> _TASK TO CARRY OUT_:
Copy every line of the entries that includes the word "please".

> _INPUT ROWS_:
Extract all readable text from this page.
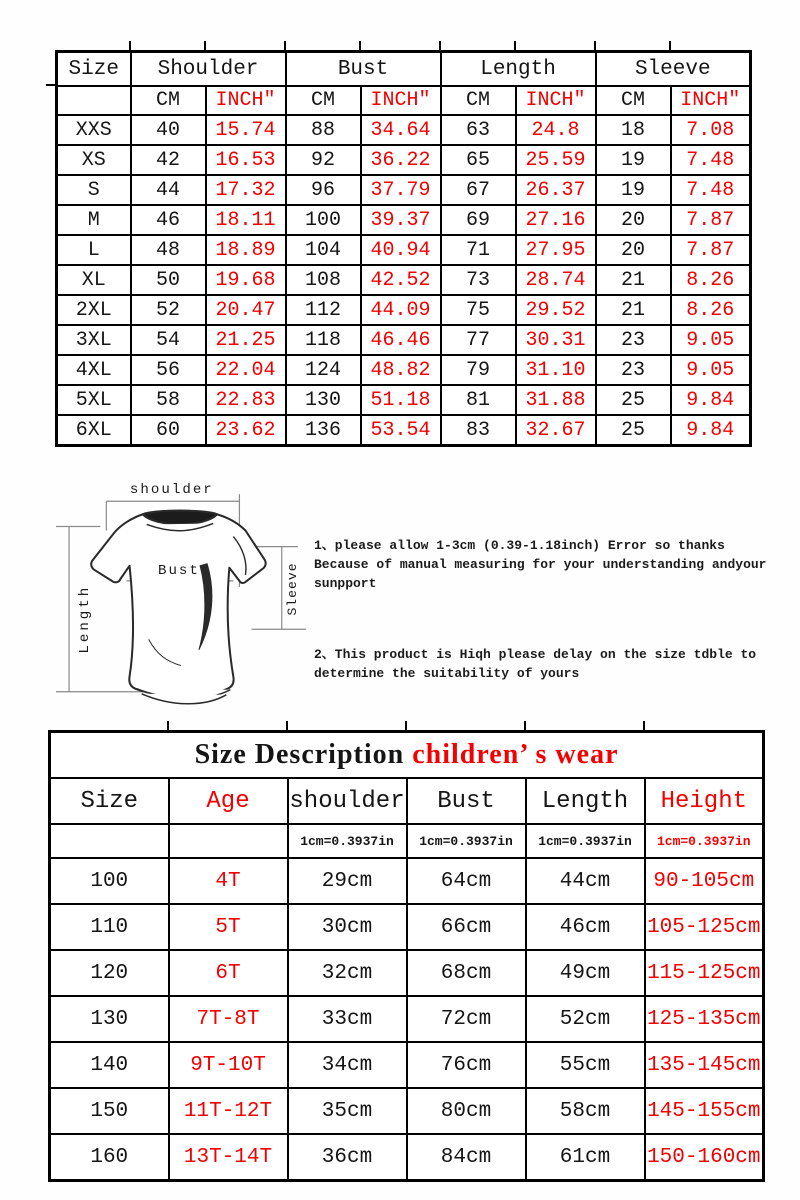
Size	Shoulder		Bust		Length		Sleeve	
	CM	INCH″	CM	INCH″	CM	INCH″	CM	INCH″
XXS	40	15.74	88	34.64	63	24.8	18	7.08
XS	42	16.53	92	36.22	65	25.59	19	7.48
S	44	17.32	96	37.79	67	26.37	19	7.48
M	46	18.11	100	39.37	69	27.16	20	7.87
L	48	18.89	104	40.94	71	27.95	20	7.87
XL	50	19.68	108	42.52	73	28.74	21	8.26
2XL	52	20.47	112	44.09	75	29.52	21	8.26
3XL	54	21.25	118	46.46	77	30.31	23	9.05
4XL	56	22.04	124	48.82	79	31.10	23	9.05
5XL	58	22.83	130	51.18	81	31.88	25	9.84
6XL	60	23.62	136	53.54	83	32.67	25	9.84
shoulder
Length
Bust	Sleeve
1、please allow 1-3cm (0.39-1.18inch) Error so thanks
Because of manual measuring for your understanding andyour
sunpport
2、This product is Hiqh please delay on the size tdble to
determine the suitability of yours
Size Description children’ s wear					
Size	Age	shoulder	Bust	Length	Height
		1cm=0.3937in	1cm=0.3937in	1cm=0.3937in	1cm=0.3937in
100	4T	29cm	64cm	44cm	90-105cm
110	5T	30cm	66cm	46cm	105-125cm
120	6T	32cm	68cm	49cm	115-125cm
130	7T-8T	33cm	72cm	52cm	125-135cm
140	9T-10T	34cm	76cm	55cm	135-145cm
150	11T-12T	35cm	80cm	58cm	145-155cm
160	13T-14T	36cm	84cm	61cm	150-160cm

> _SOLUTION BELOW_:
1、please allow 1-3cm (0.39-1.18inch) Error so thanks
2、This product is Hiqh please delay on the size tdble to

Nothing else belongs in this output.